AIM:
Look through the data below. Pick out the lines holding the string "Buscar".

Entries taken from a collection
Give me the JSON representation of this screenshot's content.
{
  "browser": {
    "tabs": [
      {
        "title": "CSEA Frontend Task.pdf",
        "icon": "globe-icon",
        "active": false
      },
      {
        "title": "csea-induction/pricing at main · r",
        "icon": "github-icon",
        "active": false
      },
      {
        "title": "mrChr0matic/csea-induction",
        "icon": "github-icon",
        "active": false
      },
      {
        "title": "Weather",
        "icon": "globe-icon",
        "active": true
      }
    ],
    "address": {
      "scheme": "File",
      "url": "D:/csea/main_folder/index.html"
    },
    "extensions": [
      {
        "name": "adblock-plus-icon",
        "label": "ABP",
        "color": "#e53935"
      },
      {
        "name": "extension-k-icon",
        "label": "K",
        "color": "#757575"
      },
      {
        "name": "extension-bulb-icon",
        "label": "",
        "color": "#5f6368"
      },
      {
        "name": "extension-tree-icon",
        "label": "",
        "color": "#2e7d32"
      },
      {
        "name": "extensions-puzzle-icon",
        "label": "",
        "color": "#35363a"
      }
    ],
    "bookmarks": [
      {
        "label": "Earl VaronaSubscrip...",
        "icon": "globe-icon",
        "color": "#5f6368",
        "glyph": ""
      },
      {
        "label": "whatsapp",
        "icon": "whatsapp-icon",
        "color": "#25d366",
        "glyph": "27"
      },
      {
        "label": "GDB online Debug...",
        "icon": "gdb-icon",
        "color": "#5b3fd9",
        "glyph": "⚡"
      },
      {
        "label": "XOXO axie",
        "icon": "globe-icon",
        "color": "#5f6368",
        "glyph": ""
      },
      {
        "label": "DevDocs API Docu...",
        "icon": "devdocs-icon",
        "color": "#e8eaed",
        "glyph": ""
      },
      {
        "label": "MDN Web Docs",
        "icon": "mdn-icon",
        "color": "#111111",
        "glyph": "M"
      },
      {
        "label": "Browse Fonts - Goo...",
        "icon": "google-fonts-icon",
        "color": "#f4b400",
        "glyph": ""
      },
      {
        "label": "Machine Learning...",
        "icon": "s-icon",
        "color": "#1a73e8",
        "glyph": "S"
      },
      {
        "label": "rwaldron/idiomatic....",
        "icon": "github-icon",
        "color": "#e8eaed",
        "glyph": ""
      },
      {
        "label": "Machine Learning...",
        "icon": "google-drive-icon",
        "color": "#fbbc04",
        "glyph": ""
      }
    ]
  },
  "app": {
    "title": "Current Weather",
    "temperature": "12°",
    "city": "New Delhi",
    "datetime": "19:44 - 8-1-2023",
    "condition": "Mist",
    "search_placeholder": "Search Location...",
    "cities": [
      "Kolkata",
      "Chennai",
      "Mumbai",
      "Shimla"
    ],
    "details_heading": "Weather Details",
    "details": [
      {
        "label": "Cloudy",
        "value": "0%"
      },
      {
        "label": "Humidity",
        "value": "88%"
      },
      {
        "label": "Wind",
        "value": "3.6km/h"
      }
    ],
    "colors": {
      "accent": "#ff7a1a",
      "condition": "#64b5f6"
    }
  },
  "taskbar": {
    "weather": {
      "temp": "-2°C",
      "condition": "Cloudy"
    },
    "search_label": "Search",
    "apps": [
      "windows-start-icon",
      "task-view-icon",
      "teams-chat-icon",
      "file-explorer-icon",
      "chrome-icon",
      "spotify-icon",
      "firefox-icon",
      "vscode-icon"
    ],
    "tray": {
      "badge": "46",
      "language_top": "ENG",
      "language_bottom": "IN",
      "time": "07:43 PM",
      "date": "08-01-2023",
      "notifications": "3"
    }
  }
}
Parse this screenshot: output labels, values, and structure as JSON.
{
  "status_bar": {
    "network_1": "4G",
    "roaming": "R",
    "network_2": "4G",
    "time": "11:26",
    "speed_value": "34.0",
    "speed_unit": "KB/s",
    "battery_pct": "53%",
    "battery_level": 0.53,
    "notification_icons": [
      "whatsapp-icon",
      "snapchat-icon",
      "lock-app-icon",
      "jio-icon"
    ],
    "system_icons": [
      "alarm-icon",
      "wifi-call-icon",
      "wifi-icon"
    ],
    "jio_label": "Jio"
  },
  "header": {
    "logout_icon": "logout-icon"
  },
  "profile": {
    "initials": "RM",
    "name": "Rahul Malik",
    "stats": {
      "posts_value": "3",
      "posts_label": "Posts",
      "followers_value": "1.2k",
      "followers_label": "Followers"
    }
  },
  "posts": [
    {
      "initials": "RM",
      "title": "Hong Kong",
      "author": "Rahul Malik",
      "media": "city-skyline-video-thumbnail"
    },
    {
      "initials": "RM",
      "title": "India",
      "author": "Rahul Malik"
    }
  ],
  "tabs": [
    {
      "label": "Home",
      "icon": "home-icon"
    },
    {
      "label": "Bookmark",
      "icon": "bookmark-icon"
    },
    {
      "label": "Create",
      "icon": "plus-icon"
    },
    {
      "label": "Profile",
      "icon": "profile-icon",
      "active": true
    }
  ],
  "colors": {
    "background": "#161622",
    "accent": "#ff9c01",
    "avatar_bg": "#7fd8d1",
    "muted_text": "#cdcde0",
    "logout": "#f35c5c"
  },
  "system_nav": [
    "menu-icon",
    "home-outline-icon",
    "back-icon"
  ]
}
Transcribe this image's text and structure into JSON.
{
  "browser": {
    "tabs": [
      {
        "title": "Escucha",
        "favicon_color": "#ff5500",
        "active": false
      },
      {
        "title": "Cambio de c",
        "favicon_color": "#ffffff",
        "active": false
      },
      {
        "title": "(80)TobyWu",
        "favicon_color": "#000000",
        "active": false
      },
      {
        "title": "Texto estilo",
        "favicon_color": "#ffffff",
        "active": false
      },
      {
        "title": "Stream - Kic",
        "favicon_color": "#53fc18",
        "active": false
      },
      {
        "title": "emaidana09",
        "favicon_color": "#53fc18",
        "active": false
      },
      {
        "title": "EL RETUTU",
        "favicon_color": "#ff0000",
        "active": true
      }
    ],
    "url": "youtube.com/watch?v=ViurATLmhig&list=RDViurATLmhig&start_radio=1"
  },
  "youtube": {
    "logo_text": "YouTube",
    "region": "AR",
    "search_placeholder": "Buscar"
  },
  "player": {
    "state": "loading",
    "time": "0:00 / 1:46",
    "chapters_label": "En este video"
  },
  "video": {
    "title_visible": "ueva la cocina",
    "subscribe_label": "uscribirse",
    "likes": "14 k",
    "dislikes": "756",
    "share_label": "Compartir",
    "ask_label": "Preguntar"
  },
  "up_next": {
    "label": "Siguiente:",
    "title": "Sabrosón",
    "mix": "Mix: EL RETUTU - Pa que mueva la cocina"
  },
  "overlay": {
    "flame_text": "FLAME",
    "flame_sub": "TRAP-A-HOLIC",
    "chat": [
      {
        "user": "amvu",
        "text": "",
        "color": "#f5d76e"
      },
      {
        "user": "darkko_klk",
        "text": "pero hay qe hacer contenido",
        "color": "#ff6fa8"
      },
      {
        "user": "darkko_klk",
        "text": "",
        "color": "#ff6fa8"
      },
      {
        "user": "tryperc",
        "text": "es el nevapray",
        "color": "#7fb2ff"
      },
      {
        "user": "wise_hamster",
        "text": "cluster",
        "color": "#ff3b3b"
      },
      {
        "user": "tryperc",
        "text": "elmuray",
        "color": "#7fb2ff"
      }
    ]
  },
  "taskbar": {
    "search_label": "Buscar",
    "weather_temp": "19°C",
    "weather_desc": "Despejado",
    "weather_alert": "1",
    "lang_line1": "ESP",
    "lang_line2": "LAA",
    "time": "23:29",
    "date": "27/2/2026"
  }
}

FULL OUTPUT:
    "search_placeholder": "Buscar"
    "search_label": "Buscar",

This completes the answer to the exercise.